> Your task
Find each line with the string "ylabel" and report it.

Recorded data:
_ _ _

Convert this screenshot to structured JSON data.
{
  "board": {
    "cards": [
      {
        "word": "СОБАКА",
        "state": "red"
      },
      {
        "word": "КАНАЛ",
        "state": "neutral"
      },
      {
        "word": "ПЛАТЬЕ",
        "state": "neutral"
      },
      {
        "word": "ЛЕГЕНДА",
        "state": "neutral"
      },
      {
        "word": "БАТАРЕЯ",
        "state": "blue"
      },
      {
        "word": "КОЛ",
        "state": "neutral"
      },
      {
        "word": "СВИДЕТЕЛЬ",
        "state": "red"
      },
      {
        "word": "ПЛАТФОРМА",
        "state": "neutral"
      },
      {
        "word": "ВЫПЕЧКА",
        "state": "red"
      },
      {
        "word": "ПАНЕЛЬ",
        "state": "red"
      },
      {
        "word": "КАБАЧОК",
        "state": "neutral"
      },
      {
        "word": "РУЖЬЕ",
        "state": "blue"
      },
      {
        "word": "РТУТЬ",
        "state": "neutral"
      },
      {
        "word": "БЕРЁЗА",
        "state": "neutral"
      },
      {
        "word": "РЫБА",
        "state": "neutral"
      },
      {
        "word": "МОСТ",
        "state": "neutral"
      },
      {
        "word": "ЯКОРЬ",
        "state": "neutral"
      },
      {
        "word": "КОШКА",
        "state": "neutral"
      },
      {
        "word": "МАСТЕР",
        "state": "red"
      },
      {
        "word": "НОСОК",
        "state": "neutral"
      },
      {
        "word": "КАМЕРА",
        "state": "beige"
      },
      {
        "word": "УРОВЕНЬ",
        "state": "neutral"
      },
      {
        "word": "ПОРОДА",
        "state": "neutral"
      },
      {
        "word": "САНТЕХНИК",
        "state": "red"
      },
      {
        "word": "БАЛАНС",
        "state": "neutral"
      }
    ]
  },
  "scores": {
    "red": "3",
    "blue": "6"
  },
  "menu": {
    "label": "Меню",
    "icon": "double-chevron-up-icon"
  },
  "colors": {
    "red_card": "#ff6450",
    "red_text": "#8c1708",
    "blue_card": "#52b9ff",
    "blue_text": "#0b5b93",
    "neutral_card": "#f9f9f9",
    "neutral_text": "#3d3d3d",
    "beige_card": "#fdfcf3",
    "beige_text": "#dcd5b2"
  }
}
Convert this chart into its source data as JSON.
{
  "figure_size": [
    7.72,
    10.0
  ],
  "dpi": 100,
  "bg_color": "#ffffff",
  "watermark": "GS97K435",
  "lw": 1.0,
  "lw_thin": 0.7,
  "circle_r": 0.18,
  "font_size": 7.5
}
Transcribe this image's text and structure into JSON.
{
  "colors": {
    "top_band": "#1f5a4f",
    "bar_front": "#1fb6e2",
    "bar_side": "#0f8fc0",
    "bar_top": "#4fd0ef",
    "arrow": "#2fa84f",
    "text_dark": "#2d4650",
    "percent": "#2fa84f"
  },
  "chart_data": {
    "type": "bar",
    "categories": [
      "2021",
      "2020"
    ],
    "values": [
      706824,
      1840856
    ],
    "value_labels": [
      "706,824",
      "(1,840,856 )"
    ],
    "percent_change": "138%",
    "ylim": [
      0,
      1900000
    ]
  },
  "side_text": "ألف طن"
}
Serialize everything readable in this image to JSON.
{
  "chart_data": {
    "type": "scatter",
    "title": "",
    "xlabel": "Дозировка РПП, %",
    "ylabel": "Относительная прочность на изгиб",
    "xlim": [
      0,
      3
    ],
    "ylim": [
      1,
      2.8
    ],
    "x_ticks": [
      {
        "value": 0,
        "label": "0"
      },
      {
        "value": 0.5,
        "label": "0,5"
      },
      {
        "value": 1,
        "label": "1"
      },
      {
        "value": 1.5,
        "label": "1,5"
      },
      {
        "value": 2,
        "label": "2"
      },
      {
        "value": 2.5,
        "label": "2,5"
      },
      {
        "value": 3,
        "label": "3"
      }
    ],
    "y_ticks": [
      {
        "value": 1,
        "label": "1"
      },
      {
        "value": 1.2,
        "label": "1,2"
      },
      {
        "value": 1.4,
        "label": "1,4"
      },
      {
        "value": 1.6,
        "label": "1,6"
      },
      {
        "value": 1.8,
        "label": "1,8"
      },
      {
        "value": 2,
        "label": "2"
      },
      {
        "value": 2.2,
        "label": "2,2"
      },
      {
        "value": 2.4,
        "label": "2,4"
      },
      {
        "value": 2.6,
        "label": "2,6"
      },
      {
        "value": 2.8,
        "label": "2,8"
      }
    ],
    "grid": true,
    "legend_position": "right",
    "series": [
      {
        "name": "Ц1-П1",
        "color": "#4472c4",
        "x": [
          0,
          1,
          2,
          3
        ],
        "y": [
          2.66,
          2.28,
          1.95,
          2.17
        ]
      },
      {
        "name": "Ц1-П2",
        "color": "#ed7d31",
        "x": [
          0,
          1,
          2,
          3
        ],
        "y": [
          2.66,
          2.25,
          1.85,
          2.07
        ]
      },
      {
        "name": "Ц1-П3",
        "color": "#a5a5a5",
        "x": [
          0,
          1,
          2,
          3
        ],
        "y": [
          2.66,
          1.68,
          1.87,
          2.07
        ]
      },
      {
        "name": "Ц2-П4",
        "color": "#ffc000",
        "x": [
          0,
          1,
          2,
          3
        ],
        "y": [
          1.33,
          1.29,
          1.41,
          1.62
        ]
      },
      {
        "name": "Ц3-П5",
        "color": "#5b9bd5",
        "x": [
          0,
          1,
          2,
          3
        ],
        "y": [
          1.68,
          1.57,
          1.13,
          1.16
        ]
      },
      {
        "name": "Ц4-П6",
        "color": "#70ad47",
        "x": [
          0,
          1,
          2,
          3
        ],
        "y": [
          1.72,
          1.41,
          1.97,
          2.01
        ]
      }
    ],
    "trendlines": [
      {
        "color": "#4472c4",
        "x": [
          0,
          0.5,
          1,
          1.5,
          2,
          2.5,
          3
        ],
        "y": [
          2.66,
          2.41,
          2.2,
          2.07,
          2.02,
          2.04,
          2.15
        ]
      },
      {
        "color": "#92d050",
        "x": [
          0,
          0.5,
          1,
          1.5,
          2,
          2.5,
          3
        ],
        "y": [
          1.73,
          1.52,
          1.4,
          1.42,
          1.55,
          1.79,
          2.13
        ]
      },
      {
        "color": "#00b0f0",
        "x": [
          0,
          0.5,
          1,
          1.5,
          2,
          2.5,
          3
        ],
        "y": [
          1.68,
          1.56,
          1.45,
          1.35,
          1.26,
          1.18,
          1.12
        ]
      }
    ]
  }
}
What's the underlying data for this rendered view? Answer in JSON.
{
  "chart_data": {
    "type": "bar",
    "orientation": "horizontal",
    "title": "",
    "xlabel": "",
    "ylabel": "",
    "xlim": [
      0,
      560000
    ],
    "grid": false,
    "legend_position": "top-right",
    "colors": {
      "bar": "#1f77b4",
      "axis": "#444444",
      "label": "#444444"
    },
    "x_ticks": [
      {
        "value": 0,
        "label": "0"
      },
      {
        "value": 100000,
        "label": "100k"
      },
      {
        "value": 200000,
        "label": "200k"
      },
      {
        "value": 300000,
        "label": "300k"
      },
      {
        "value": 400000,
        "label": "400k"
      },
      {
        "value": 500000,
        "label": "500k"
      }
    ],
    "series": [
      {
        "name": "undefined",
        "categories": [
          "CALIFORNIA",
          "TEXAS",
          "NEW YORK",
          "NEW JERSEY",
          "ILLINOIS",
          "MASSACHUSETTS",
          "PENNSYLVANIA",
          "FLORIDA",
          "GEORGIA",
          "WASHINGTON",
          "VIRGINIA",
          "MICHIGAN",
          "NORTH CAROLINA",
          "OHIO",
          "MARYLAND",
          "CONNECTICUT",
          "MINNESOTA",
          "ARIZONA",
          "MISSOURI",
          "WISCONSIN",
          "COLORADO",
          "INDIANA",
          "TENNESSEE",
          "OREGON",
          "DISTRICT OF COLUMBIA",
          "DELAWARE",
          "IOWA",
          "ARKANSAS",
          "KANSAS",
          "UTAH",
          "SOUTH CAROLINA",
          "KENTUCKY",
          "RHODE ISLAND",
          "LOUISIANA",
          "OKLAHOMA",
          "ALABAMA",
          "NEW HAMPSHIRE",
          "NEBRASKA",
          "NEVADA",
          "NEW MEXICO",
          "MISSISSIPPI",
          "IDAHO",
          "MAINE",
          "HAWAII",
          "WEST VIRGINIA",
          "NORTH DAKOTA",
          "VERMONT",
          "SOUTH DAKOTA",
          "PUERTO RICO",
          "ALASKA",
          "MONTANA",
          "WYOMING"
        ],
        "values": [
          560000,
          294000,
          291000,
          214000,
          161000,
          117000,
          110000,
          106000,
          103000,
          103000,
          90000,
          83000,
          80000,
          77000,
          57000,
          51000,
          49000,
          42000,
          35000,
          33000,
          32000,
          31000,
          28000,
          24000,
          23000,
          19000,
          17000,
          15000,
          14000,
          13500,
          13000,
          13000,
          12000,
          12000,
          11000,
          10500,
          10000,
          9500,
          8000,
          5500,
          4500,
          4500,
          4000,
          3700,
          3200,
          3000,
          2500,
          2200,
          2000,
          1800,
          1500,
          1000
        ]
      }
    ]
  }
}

_ _ _

> Written solution
    "ylabel": "Относительная прочность на изгиб",
    "ylabel": "",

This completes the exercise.